Return each line that holds the word "this".
** BEGIN Entries shown **
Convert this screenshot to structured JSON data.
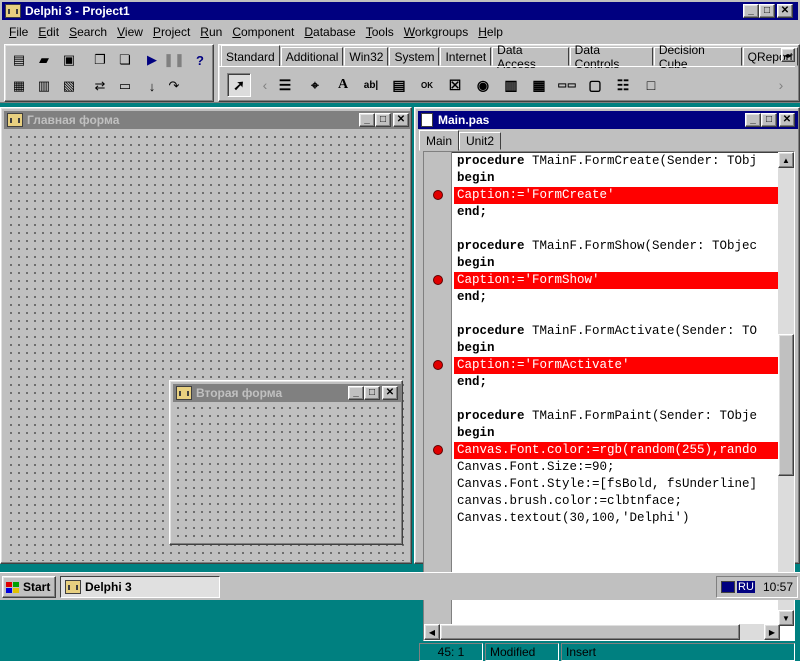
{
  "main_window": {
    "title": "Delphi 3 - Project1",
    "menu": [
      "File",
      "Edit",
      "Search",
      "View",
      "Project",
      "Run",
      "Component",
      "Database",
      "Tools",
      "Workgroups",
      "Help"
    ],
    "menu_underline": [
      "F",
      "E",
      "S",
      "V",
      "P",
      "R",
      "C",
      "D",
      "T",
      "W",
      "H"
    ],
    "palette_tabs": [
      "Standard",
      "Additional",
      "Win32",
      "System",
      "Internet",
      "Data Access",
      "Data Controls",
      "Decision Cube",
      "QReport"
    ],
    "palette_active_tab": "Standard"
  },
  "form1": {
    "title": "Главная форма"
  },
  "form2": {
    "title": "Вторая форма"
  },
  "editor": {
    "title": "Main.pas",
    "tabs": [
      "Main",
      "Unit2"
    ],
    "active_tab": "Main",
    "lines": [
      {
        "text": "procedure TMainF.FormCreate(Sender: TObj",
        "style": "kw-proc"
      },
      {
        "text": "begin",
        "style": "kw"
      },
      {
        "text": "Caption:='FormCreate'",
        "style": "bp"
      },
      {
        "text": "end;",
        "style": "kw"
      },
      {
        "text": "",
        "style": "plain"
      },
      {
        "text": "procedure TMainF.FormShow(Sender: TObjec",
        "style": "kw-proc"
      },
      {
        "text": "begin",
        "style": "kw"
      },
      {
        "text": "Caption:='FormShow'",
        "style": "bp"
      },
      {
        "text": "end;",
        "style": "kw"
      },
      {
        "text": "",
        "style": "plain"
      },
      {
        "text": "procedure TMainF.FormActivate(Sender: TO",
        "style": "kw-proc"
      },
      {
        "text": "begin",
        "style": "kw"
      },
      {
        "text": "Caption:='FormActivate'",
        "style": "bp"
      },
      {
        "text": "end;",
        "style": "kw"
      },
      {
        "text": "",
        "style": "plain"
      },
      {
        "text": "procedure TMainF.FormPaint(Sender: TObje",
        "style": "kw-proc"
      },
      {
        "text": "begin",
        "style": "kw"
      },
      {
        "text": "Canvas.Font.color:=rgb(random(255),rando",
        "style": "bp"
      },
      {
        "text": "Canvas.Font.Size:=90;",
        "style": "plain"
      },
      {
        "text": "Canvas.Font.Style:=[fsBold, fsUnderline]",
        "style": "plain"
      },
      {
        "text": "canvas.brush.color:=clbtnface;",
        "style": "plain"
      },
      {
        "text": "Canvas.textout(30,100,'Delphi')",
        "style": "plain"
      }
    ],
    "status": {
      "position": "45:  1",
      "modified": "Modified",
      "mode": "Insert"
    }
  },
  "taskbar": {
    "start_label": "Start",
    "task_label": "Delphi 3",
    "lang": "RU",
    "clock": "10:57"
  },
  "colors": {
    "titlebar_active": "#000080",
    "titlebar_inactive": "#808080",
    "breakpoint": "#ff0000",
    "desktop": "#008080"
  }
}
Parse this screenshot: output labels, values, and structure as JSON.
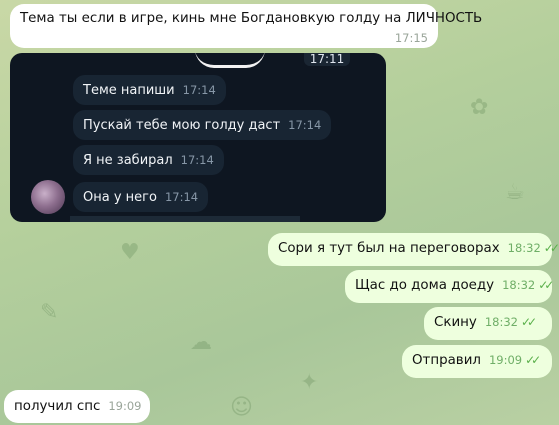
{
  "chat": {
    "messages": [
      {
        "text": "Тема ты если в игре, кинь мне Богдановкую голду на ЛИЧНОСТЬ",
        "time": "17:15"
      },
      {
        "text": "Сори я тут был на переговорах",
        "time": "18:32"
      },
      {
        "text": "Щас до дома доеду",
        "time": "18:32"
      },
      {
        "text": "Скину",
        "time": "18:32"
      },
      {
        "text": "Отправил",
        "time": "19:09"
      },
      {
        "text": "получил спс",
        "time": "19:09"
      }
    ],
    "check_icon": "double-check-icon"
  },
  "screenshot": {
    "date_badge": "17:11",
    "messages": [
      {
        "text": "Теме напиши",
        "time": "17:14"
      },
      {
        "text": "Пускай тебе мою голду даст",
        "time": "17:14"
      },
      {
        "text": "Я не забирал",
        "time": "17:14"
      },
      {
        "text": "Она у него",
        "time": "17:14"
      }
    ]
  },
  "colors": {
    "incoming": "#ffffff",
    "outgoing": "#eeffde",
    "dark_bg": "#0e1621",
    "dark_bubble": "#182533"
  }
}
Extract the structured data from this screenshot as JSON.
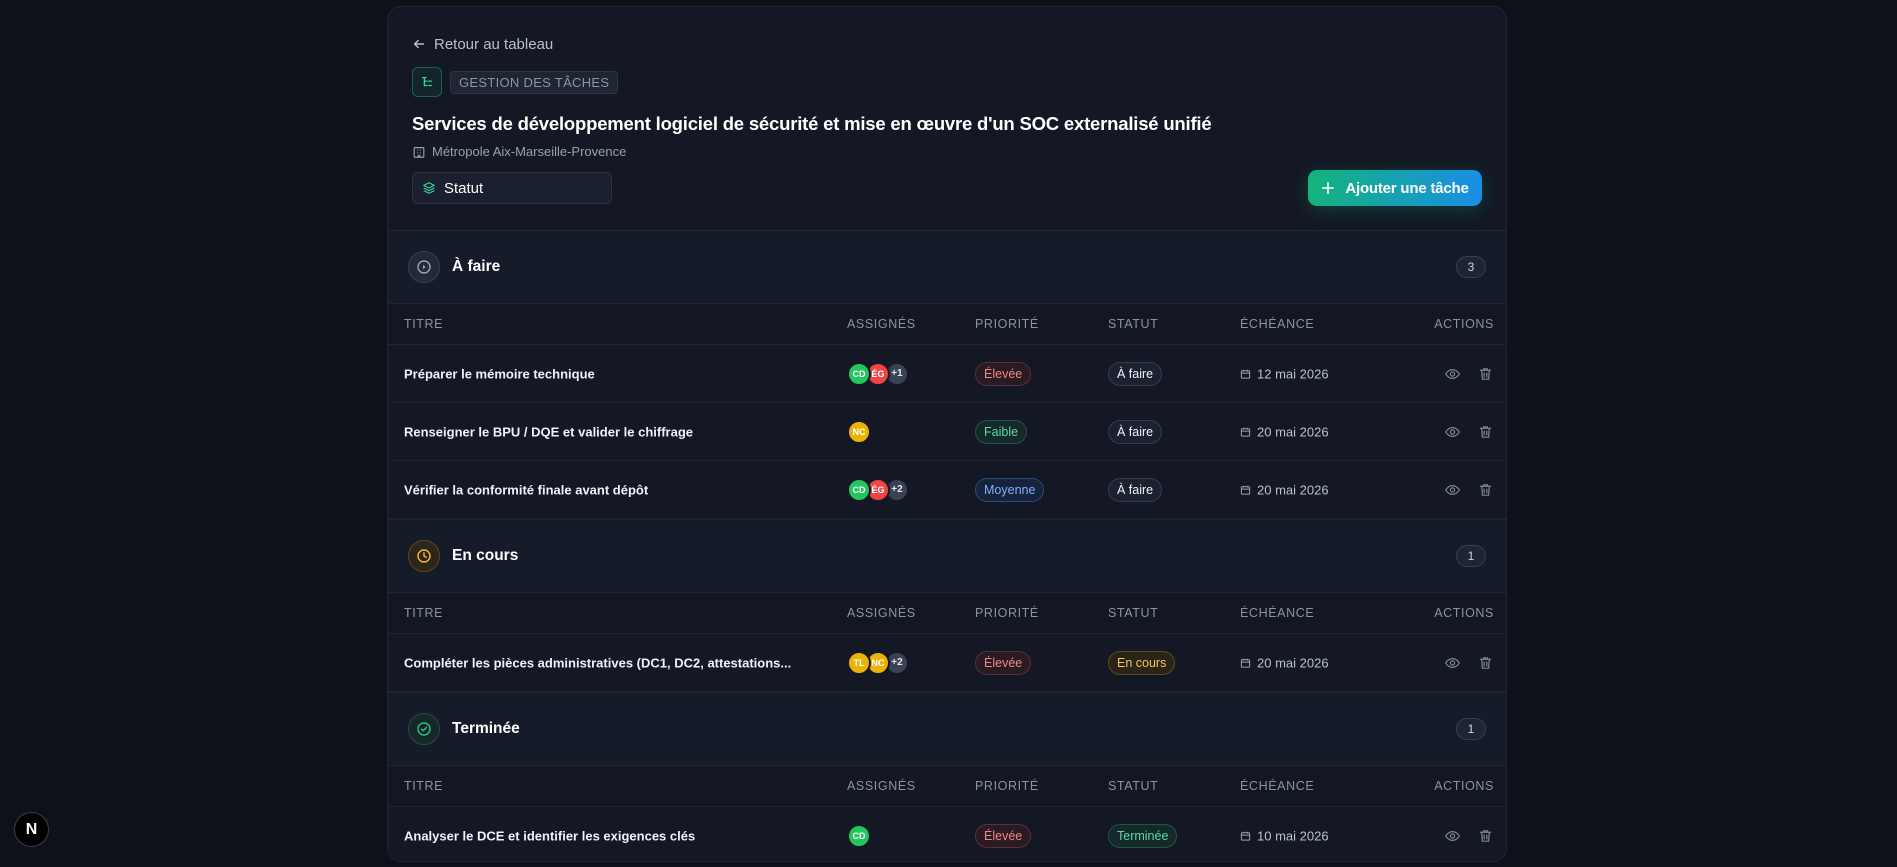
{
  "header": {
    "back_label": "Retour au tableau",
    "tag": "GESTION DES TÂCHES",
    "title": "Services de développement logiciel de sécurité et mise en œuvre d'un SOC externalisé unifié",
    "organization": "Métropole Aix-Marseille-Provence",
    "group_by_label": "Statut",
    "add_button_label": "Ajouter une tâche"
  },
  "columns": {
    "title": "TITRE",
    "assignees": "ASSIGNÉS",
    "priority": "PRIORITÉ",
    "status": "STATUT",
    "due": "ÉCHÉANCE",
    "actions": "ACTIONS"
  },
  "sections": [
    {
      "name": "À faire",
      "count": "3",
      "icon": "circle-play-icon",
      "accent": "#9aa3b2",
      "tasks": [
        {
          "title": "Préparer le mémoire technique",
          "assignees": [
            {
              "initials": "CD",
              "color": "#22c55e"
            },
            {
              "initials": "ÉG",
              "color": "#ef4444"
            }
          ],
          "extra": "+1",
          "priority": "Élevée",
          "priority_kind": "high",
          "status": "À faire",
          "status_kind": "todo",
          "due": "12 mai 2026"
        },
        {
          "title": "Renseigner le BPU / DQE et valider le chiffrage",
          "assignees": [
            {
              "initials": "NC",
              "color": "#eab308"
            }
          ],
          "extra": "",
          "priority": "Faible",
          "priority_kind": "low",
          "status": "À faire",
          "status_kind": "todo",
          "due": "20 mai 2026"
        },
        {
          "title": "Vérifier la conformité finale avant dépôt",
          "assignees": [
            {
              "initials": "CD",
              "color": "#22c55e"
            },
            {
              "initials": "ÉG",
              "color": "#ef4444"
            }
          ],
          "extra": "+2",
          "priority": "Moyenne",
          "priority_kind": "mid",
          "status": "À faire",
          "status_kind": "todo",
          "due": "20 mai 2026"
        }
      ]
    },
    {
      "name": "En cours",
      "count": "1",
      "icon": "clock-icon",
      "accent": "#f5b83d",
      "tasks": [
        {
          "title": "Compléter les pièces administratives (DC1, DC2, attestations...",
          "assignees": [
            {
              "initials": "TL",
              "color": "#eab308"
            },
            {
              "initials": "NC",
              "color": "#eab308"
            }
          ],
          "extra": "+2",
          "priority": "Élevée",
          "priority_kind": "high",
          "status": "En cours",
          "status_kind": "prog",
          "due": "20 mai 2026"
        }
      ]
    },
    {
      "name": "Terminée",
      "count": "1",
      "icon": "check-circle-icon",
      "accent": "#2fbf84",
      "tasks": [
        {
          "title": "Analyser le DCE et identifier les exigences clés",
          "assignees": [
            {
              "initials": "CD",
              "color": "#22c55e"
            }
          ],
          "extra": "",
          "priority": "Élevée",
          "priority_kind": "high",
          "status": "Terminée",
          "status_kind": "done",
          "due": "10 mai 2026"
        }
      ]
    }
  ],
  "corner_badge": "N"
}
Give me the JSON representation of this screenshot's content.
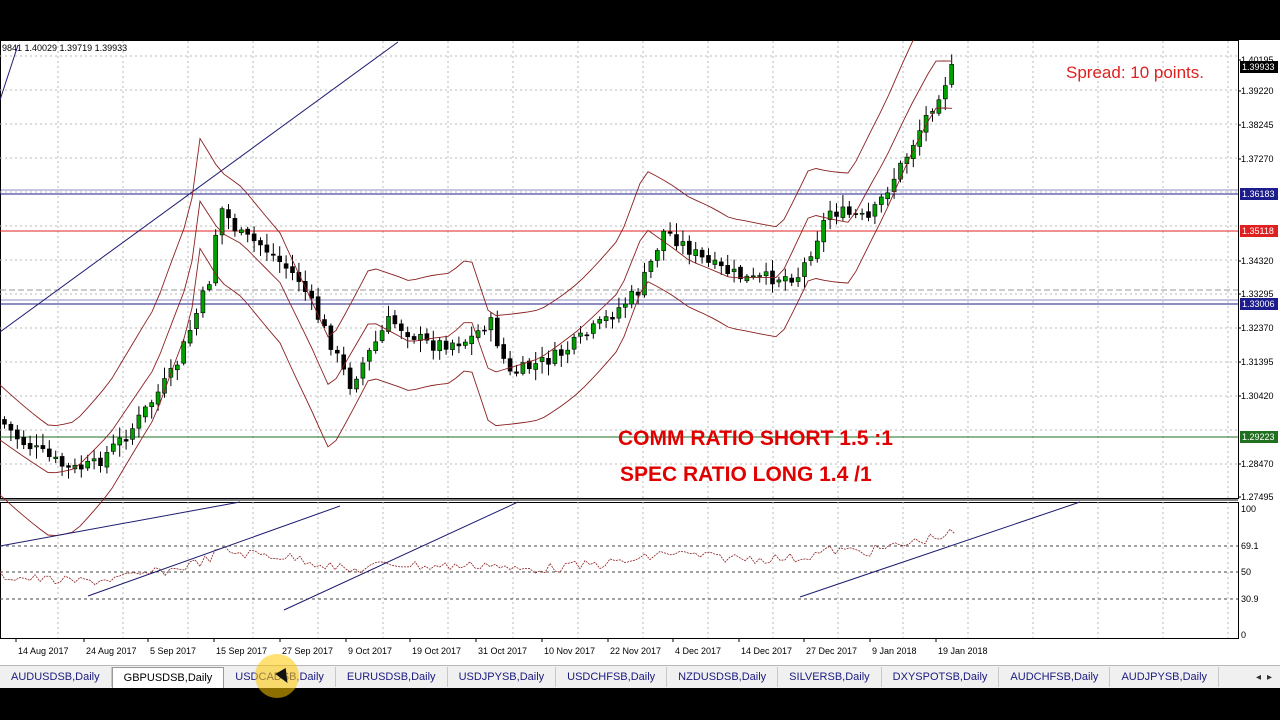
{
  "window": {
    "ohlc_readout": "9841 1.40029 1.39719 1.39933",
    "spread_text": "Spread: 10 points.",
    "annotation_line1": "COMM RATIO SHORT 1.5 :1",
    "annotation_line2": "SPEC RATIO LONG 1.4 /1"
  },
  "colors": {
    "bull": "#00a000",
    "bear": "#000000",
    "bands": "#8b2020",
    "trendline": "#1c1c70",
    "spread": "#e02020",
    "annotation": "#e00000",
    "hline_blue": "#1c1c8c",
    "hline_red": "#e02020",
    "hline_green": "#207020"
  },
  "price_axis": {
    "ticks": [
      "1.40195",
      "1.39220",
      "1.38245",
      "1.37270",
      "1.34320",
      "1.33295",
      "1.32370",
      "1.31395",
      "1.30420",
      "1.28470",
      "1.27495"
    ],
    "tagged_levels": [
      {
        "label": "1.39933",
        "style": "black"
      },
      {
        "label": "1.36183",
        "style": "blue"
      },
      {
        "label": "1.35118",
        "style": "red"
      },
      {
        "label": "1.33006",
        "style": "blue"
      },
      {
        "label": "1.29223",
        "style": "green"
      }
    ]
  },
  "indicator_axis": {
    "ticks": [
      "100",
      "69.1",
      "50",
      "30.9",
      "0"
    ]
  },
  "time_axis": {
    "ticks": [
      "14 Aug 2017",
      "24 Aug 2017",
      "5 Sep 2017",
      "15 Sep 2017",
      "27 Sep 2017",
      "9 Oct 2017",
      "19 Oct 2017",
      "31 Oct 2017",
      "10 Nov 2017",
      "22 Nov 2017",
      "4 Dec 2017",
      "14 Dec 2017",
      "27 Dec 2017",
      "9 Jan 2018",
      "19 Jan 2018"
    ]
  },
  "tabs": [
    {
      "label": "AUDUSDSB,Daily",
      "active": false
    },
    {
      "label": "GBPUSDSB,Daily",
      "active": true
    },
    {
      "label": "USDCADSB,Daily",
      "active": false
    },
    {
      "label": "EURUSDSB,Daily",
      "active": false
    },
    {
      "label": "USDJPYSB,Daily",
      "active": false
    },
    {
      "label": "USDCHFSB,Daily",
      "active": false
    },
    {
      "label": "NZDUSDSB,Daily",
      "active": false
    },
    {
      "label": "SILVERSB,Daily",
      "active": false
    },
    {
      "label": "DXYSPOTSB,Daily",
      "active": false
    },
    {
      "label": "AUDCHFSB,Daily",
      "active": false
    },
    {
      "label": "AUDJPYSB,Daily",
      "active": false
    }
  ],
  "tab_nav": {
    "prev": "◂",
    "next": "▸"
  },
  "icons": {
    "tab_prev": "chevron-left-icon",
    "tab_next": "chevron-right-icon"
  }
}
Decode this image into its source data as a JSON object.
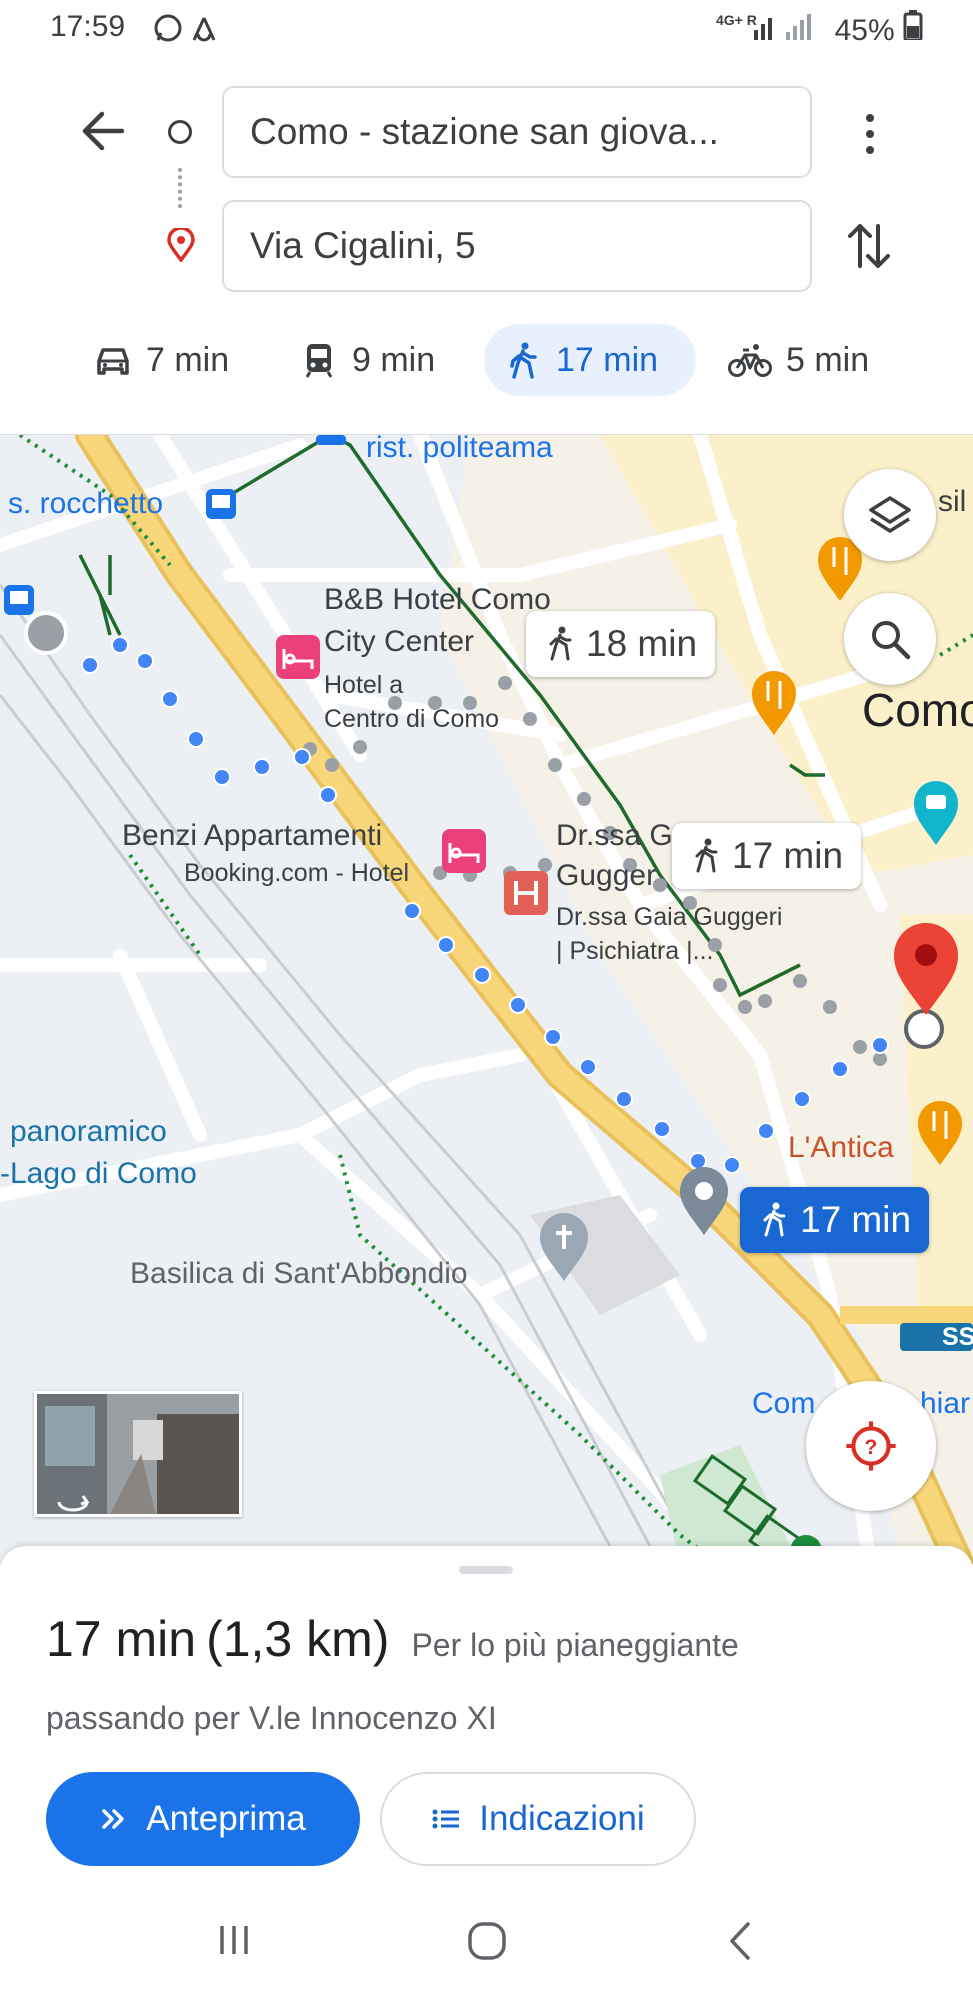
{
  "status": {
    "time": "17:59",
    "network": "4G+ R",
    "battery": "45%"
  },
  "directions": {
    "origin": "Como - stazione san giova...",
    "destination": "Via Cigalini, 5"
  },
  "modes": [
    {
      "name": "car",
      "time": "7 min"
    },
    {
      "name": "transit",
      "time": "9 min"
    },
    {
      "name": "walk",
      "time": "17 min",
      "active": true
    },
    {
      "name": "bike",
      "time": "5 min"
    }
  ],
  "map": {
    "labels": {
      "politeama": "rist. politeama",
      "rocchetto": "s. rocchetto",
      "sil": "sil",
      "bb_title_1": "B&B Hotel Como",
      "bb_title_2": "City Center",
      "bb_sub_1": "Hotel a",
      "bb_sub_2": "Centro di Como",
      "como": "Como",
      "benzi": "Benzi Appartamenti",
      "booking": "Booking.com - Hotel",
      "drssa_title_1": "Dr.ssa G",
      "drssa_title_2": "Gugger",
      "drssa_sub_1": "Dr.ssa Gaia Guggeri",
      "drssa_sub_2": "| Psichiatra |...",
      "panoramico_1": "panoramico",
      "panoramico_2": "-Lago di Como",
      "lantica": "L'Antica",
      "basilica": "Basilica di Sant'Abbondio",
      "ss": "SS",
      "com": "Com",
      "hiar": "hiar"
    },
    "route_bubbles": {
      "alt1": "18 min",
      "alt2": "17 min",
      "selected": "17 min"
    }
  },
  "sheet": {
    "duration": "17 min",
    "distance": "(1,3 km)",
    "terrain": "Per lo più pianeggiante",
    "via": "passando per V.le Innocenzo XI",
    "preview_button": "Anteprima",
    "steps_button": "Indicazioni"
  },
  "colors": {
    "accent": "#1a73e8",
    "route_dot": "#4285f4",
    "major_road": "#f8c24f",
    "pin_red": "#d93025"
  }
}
** END Entries shown **
Final answer:
Convert this screenshot to structured JSON data.
Parse this screenshot: output labels, values, and structure as JSON.
Extract the structured data from this screenshot as JSON.
Give me the JSON representation of this screenshot's content.
Decode this image into its source data as a JSON object.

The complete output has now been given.